(begin)

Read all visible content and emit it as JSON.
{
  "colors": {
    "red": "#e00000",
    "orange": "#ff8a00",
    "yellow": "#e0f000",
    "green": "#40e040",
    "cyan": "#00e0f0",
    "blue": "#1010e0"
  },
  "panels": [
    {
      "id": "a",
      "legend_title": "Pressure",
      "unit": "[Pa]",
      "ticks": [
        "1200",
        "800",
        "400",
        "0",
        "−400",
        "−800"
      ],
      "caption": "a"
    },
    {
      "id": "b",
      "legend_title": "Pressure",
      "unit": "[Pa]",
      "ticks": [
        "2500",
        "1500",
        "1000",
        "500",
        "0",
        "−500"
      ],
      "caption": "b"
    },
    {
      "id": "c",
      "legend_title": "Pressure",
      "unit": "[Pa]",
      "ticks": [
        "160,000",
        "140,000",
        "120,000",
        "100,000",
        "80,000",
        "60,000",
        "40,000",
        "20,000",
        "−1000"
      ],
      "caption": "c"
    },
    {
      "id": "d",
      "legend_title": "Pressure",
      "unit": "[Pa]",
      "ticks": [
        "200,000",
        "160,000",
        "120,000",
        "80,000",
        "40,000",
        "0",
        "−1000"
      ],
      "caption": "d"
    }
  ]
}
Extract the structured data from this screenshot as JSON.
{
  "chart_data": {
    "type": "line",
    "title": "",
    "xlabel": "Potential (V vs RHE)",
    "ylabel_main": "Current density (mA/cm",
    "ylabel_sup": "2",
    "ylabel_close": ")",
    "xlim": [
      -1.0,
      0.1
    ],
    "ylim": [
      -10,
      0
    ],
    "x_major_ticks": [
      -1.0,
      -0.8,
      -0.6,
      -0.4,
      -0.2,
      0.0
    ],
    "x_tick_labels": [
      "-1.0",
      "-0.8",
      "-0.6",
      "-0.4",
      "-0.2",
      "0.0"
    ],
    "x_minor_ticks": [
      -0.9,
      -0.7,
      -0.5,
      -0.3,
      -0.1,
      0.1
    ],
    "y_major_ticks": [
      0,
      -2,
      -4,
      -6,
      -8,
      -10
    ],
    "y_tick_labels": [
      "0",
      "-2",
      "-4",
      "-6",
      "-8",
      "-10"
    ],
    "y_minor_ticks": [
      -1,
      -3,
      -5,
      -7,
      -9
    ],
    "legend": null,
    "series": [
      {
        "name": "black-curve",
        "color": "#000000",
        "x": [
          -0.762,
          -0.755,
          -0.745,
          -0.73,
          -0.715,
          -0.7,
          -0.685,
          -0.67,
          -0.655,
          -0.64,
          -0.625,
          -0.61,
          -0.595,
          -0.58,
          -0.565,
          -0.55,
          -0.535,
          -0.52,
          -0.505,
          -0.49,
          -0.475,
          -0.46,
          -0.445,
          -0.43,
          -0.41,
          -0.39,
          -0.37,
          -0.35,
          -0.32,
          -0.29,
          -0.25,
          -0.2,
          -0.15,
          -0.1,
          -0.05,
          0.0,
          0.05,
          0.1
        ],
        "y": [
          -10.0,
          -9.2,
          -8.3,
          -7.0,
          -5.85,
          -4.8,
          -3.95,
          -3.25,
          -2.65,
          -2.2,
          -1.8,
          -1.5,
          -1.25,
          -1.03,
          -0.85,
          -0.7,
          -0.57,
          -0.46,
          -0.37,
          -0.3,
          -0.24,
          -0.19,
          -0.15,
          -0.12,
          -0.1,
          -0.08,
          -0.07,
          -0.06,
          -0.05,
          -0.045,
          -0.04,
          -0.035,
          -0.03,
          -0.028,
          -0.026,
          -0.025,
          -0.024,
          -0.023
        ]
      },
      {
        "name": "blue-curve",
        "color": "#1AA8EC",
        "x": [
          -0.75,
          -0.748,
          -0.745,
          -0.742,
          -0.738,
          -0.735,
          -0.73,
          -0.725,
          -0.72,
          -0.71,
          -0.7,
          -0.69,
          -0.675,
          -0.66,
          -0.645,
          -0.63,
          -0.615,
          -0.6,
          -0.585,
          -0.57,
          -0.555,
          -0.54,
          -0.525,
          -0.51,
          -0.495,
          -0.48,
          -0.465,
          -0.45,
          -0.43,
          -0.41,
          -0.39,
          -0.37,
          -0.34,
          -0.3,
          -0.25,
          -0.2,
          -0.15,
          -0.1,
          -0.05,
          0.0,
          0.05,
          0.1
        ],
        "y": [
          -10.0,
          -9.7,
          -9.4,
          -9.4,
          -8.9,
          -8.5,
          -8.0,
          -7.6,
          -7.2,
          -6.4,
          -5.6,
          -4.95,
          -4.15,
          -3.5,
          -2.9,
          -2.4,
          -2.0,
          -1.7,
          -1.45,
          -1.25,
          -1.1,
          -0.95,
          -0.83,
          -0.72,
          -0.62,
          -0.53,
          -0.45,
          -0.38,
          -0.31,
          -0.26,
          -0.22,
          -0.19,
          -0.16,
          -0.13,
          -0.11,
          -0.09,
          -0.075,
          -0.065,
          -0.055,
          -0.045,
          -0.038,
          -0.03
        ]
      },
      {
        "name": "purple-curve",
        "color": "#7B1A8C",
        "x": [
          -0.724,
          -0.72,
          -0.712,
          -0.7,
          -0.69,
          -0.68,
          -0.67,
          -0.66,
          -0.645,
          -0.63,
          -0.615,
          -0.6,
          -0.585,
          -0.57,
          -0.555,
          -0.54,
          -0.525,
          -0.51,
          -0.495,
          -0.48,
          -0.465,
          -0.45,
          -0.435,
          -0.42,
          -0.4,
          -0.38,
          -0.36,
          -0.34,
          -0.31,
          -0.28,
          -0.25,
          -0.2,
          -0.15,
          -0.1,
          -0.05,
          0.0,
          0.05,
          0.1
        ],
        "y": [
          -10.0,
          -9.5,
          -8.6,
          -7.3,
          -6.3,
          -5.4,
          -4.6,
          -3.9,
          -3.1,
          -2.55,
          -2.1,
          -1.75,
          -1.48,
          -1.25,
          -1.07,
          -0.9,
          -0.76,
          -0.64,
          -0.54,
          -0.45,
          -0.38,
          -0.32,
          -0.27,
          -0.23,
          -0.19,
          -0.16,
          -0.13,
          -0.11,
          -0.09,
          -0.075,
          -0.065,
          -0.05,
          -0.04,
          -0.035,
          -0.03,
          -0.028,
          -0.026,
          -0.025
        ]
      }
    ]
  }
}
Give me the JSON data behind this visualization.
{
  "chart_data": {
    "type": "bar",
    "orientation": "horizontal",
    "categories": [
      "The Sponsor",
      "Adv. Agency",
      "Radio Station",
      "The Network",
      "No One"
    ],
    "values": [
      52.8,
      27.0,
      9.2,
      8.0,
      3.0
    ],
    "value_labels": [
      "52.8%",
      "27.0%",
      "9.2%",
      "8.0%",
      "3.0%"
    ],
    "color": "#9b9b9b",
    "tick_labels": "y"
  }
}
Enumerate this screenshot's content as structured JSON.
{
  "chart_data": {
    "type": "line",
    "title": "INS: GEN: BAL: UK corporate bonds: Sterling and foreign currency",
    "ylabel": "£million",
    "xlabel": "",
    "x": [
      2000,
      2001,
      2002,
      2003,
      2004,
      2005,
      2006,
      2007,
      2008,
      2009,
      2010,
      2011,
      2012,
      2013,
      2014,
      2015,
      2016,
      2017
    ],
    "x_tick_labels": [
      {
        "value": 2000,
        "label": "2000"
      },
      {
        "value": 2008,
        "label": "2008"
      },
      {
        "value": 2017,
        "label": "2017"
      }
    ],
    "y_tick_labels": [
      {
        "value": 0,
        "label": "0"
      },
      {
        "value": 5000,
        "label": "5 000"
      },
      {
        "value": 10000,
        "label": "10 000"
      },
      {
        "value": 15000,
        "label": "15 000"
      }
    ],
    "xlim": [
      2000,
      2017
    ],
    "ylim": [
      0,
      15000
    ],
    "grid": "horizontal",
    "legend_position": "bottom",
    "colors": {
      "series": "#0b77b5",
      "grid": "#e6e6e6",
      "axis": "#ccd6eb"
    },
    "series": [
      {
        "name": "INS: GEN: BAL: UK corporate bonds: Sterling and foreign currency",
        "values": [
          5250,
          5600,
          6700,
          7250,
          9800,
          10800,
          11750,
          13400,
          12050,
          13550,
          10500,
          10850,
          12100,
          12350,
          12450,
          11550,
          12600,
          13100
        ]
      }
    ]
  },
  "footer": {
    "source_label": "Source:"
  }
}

(end)

Exercise instructions:
Gather from the data above every line with the string "this".

The output:
Extract the structured data from this screenshot as JSON.
Give me the JSON data behind this visualization.
Enumerate this screenshot's content as structured JSON.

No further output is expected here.